[Your goal] Read the listing below and copy out every line that holds "Office".
· · · · ·
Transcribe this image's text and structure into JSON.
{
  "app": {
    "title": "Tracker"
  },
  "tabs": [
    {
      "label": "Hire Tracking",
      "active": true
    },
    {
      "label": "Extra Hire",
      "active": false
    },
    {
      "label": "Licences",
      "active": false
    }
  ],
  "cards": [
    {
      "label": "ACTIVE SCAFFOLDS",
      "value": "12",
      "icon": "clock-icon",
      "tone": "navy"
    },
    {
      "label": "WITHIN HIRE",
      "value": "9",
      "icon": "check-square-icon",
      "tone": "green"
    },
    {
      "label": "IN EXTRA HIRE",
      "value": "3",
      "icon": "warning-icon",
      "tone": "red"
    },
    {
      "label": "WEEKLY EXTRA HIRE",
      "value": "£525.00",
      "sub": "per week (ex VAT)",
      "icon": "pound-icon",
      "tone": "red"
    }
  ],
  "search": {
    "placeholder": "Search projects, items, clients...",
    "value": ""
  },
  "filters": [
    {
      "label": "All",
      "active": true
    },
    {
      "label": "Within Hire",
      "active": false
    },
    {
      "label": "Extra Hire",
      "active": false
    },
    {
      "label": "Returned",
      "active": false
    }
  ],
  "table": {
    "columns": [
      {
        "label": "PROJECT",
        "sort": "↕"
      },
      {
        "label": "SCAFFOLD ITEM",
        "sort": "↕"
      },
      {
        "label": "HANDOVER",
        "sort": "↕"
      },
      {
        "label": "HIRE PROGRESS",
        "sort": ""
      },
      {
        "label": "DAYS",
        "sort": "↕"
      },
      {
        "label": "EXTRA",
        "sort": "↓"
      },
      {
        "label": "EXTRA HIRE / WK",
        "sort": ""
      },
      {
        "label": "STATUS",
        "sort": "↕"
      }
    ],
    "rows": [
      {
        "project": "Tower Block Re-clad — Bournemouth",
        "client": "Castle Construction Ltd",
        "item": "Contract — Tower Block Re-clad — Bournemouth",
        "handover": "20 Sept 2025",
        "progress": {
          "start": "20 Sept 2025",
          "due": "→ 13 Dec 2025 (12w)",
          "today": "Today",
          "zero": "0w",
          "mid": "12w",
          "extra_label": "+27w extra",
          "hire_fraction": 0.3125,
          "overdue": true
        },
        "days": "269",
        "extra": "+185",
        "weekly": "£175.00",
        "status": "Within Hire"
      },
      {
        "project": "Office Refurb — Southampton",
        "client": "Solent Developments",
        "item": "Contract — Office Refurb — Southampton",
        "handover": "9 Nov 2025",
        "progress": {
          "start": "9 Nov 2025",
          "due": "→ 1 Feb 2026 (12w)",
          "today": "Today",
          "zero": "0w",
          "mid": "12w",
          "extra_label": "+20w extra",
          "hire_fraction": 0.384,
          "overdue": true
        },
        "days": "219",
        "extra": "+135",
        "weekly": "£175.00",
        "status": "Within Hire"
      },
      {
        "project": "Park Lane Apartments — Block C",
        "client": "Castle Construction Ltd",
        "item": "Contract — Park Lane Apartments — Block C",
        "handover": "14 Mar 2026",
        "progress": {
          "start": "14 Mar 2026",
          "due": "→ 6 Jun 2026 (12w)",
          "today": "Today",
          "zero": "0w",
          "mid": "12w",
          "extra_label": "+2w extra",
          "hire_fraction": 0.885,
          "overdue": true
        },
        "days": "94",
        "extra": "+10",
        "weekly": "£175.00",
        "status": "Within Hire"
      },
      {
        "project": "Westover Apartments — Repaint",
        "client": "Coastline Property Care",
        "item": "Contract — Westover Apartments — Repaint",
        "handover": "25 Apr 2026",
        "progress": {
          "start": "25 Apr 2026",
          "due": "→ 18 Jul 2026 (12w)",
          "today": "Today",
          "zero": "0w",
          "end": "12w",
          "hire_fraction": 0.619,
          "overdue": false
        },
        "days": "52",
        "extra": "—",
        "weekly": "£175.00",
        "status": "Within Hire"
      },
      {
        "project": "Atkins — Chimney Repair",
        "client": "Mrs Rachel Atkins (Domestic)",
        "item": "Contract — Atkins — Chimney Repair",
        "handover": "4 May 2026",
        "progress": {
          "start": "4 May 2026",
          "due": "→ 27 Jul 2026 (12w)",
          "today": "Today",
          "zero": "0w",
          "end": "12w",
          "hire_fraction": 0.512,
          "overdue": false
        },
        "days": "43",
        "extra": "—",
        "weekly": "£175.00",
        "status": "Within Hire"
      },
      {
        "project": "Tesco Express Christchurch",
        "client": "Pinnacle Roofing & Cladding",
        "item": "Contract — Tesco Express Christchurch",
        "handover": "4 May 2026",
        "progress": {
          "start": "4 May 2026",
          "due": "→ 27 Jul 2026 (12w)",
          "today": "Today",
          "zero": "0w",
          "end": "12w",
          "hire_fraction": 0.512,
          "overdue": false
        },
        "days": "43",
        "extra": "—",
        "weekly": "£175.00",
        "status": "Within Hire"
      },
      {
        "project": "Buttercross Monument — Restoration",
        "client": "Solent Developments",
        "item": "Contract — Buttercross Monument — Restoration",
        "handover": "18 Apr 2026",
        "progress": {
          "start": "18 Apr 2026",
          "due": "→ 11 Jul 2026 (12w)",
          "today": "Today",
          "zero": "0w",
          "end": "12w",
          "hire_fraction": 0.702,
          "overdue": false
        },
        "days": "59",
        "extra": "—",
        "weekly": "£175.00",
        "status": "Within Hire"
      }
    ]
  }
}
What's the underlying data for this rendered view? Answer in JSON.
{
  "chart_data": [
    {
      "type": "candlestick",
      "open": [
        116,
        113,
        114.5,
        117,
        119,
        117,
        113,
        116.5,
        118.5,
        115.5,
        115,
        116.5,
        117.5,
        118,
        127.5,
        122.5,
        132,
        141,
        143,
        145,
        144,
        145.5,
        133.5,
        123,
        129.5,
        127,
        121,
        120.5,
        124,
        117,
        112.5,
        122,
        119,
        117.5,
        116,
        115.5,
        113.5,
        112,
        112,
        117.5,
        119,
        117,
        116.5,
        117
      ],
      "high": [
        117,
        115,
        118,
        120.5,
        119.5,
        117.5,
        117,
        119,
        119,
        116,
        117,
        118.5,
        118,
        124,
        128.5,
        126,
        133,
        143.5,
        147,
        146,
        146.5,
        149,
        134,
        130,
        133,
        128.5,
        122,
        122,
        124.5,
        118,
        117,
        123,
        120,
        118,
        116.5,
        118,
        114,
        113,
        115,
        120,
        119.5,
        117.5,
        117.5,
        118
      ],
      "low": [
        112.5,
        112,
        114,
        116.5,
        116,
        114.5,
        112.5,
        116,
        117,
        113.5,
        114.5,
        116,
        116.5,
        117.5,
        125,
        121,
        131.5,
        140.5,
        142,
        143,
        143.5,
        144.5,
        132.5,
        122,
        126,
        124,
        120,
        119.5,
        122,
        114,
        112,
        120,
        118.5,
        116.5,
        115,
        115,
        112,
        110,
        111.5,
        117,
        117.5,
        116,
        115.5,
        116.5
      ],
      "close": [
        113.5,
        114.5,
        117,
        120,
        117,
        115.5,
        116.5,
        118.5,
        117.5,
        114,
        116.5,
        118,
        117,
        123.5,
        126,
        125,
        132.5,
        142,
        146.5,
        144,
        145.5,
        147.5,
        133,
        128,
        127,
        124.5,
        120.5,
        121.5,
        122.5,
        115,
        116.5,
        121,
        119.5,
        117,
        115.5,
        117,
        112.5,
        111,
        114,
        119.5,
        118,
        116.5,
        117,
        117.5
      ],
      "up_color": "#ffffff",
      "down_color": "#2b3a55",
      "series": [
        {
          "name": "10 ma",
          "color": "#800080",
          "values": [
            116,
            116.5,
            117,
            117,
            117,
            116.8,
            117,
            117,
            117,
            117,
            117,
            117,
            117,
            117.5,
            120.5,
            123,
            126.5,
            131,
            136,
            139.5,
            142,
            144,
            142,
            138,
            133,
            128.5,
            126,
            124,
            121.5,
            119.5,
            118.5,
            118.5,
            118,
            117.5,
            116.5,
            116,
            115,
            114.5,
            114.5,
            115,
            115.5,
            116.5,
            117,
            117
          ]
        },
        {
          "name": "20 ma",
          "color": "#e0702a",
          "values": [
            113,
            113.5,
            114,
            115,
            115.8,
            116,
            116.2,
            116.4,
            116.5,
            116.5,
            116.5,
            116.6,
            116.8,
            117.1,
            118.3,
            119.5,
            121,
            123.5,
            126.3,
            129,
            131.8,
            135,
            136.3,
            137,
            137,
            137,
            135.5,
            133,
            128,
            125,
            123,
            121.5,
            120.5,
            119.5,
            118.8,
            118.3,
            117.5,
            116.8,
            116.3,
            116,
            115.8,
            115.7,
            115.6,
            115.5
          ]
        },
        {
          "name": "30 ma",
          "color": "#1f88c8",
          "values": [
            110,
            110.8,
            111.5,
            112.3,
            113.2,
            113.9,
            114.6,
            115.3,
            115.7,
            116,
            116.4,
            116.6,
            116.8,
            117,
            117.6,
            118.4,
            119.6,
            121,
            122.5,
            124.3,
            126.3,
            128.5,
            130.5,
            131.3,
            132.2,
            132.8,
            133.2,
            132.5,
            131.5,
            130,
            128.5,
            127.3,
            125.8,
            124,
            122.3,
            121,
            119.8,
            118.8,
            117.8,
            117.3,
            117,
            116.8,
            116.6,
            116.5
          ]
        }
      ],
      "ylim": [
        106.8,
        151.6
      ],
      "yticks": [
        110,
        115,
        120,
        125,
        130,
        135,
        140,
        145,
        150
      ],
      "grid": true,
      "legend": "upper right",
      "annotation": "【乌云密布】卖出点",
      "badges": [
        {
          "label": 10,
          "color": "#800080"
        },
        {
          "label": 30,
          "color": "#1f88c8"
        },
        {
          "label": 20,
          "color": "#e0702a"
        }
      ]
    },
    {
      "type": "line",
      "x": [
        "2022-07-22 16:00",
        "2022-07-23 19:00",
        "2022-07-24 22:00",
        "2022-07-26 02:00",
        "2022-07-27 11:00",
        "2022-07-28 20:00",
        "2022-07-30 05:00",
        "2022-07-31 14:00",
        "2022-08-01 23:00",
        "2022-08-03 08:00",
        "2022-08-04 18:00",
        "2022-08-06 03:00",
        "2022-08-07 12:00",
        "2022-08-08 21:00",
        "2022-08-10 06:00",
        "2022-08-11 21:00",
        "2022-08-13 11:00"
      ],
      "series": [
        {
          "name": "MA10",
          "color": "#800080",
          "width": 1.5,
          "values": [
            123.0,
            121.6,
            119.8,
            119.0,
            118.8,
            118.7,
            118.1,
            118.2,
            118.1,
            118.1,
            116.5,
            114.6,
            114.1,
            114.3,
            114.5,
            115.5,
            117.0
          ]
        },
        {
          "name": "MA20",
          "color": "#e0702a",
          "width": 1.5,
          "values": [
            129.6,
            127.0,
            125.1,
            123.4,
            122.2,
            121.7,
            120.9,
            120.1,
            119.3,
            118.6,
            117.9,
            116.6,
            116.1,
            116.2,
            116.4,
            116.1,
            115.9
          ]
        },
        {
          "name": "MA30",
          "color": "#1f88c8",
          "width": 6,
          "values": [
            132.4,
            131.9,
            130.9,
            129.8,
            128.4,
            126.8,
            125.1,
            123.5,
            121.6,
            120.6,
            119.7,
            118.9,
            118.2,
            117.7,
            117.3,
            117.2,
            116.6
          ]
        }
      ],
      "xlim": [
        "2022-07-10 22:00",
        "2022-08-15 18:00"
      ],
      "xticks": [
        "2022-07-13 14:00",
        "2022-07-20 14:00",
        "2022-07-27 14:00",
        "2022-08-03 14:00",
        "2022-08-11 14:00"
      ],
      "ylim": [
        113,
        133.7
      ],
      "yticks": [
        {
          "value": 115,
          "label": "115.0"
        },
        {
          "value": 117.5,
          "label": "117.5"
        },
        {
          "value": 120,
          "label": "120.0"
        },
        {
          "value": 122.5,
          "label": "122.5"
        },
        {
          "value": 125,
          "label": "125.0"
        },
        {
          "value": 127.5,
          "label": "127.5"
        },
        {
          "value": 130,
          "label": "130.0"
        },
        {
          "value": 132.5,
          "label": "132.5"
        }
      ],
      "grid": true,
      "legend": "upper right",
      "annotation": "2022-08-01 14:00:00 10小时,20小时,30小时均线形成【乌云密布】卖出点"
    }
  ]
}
· · · · ·
[Finished answer]
        "project": "Office Refurb — Southampton",
        "item": "Contract — Office Refurb — Southampton",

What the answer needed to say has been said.